* TASK REQUIREMENTS
Extract every line of the material that holds the string "含有效成分".
═══ PROVIDED RECORDS
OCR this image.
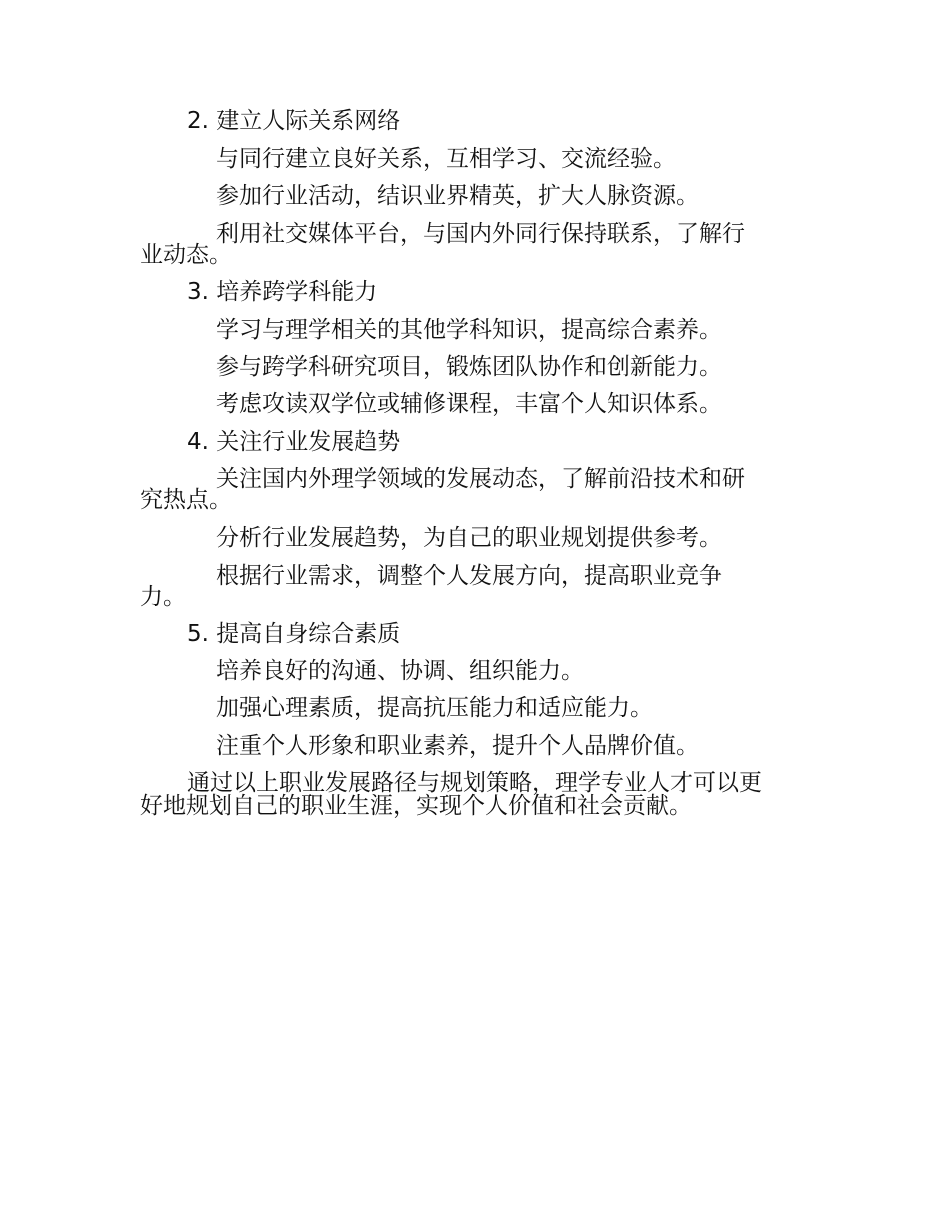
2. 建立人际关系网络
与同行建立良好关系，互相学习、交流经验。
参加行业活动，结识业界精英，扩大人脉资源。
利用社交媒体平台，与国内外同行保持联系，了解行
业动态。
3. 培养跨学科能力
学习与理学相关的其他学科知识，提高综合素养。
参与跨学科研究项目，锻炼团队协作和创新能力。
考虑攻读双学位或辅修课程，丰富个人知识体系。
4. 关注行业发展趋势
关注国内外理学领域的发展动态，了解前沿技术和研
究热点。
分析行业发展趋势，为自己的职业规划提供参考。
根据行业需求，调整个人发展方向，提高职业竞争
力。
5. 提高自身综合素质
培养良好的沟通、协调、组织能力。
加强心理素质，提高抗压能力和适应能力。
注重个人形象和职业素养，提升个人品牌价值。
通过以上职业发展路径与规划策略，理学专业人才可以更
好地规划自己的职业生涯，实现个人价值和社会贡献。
══════
═══ PROVIDED RECORDS
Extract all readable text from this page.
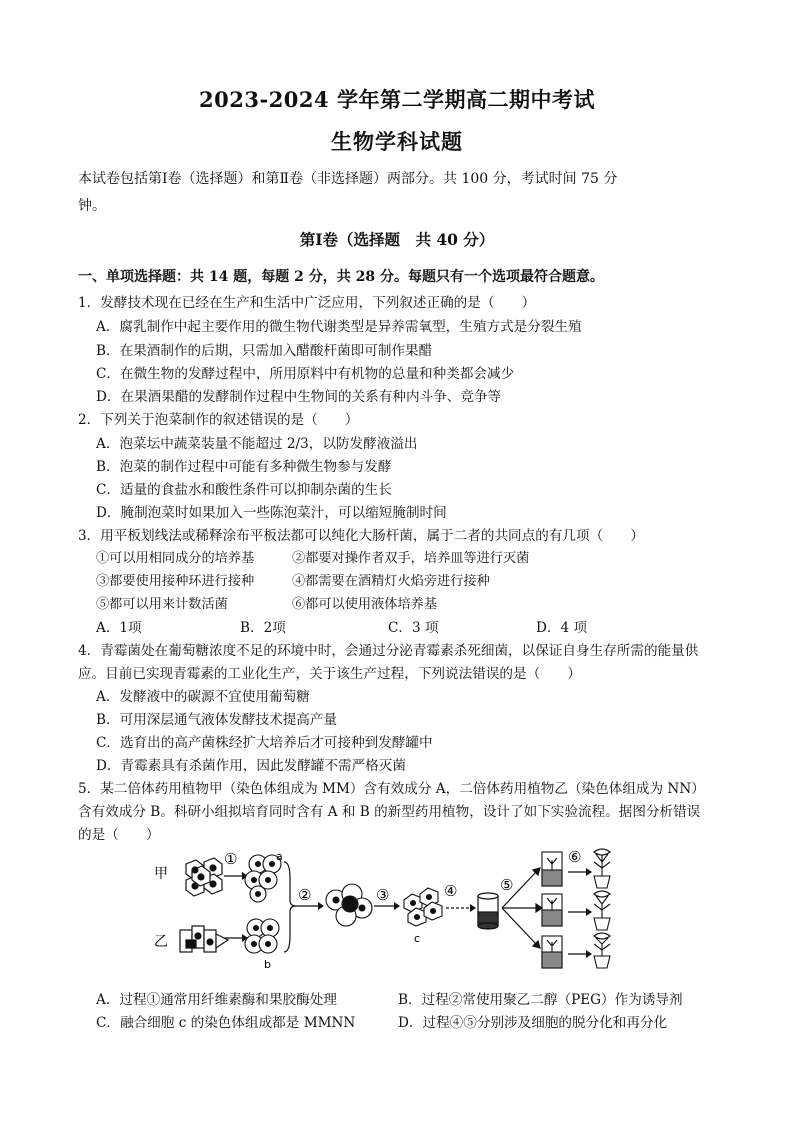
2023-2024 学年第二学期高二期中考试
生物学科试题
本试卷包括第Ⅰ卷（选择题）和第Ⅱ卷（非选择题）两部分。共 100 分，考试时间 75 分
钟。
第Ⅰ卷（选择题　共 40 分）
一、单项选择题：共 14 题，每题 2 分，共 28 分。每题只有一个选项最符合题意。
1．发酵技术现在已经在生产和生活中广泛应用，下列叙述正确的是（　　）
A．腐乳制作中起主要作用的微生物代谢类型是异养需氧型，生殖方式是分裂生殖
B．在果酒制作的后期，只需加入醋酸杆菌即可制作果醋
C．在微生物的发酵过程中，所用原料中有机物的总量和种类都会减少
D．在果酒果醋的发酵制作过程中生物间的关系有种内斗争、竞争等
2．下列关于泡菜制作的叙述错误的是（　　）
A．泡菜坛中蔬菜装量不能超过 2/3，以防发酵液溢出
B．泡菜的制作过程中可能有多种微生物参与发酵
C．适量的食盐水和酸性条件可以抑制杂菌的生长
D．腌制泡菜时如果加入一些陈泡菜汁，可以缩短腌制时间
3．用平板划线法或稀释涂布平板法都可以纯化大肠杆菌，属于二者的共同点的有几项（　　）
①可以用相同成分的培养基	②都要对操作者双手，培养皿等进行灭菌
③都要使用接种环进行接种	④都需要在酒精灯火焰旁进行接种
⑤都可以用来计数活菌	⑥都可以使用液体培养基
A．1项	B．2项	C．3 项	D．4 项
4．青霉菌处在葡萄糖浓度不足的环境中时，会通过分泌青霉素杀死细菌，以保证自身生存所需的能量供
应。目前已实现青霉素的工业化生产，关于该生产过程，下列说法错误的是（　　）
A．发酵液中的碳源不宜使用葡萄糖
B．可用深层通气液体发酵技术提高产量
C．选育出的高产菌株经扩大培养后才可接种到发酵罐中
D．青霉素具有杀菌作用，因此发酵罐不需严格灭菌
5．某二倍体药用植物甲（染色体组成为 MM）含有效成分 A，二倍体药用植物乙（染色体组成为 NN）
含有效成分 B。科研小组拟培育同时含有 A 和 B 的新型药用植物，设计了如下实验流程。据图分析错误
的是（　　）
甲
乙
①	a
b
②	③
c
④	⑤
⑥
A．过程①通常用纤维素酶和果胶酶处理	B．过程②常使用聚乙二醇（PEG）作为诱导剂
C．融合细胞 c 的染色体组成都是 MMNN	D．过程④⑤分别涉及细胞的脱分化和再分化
══════
* WRITTEN SOLUTION
5．某二倍体药用植物甲（染色体组成为 MM）含有效成分 A，二倍体药用植物乙（染色体组成为 NN）
含有效成分 B。科研小组拟培育同时含有 A 和 B 的新型药用植物，设计了如下实验流程。据图分析错误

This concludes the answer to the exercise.